• [Requirement]: Quote the entries word for word. Omit the pictures.

• [A block of data]:
——
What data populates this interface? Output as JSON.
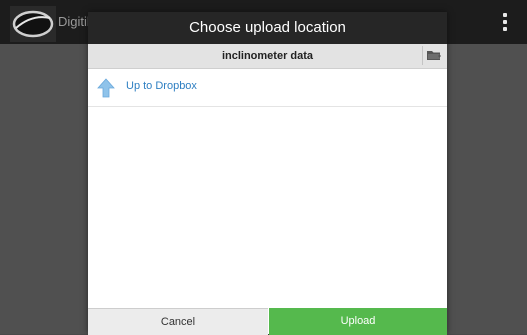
{
  "app": {
    "title": "Digitilt",
    "logo_icon": "digitilt-logo-icon",
    "menu_icon": "overflow-menu-icon"
  },
  "dialog": {
    "title": "Choose upload location",
    "current_folder": "inclinometer data",
    "new_folder_icon": "folder-icon",
    "items": [
      {
        "label": "Up to Dropbox",
        "icon": "up-arrow-icon"
      }
    ],
    "cancel_label": "Cancel",
    "upload_label": "Upload"
  },
  "colors": {
    "header_bg": "#262626",
    "link_blue": "#2e7fc2",
    "upload_green": "#55b94d",
    "arrow_blue": "#8fc3ea"
  }
}
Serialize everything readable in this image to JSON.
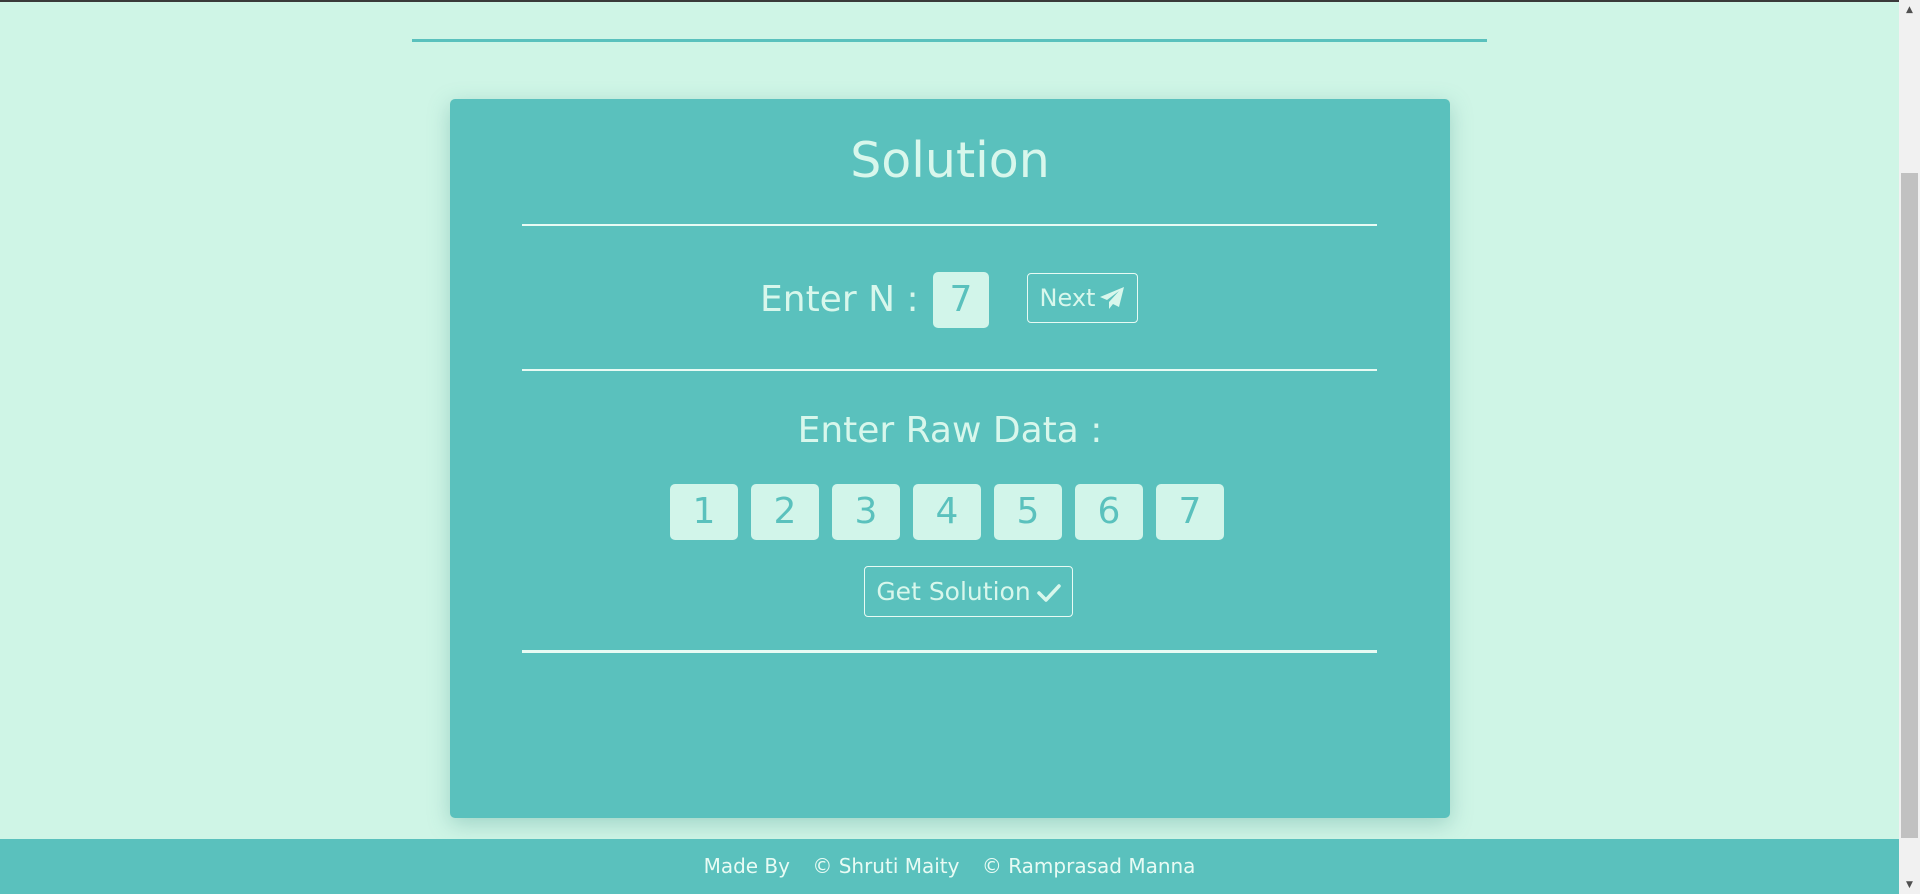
{
  "card": {
    "title": "Solution",
    "n_label": "Enter N :",
    "n_value": "7",
    "next_label": "Next",
    "raw_label": "Enter Raw Data :",
    "raw_values": [
      "1",
      "2",
      "3",
      "4",
      "5",
      "6",
      "7"
    ],
    "solve_label": "Get Solution"
  },
  "footer": {
    "made_by": "Made By",
    "author1": "© Shruti Maity",
    "author2": "© Ramprasad Manna"
  },
  "icons": {
    "next": "paper-plane-icon",
    "solve": "check-icon"
  },
  "colors": {
    "background": "#cff5e6",
    "accent": "#5ac1bd",
    "text_light": "#d8f7ec"
  }
}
——
• [Full output]:
What data populates this interface? Output as JSON.
{
  "app": {
    "title": "Digitilt",
    "logo_icon": "digitilt-logo-icon",
    "menu_icon": "overflow-menu-icon"
  },
  "dialog": {
    "title": "Choose upload location",
    "current_folder": "inclinometer data",
    "new_folder_icon": "folder-icon",
    "items": [
      {
        "label": "Up to Dropbox",
        "icon": "up-arrow-icon"
      }
    ],
    "cancel_label": "Cancel",
    "upload_label": "Upload"
  },
  "colors": {
    "header_bg": "#262626",
    "link_blue": "#2e7fc2",
    "upload_green": "#55b94d",
    "arrow_blue": "#8fc3ea"
  }
}
Serialize everything readable in this image to JSON.
{
  "card": {
    "title": "Solution",
    "n_label": "Enter N :",
    "n_value": "7",
    "next_label": "Next",
    "raw_label": "Enter Raw Data :",
    "raw_values": [
      "1",
      "2",
      "3",
      "4",
      "5",
      "6",
      "7"
    ],
    "solve_label": "Get Solution"
  },
  "footer": {
    "made_by": "Made By",
    "author1": "© Shruti Maity",
    "author2": "© Ramprasad Manna"
  },
  "icons": {
    "next": "paper-plane-icon",
    "solve": "check-icon"
  },
  "colors": {
    "background": "#cff5e6",
    "accent": "#5ac1bd",
    "text_light": "#d8f7ec"
  }
}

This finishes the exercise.